***** DATA ROWS *****

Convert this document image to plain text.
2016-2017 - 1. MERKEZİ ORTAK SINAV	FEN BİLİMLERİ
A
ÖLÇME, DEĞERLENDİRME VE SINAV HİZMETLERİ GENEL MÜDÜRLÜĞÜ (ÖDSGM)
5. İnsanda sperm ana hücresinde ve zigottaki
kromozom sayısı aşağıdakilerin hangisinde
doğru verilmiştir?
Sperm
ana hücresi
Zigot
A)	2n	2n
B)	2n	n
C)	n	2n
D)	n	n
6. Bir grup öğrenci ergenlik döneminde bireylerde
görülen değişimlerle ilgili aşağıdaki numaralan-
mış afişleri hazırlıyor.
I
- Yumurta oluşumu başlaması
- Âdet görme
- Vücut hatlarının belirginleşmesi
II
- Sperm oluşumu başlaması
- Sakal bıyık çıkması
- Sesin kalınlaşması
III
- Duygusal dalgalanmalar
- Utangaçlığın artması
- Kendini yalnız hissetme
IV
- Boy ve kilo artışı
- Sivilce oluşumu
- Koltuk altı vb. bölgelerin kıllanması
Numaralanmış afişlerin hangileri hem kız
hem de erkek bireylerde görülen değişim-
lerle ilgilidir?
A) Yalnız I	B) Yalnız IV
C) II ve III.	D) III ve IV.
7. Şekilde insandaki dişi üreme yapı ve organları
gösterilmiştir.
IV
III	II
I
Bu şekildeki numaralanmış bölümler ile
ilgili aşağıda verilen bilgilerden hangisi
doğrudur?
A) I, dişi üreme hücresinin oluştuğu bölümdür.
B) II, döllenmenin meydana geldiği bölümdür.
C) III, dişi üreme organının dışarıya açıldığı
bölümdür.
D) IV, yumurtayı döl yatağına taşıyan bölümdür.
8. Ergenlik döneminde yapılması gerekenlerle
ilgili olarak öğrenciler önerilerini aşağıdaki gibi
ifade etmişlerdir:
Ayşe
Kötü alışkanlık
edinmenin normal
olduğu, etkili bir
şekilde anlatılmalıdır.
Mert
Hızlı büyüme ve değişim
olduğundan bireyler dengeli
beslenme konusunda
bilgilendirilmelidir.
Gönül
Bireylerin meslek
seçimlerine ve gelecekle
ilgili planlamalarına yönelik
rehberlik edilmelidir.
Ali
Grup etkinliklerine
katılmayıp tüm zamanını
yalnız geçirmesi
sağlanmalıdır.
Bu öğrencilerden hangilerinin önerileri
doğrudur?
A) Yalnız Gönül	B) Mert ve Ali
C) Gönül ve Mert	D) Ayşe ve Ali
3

*****

REQUIREMENT:
Scan the listing above and identify each line holding the string "oluşumu"; copy every such line.

CORRECT ANSWER:
- Yumurta oluşumu başlaması
- Sperm oluşumu başlaması
- Sivilce oluşumu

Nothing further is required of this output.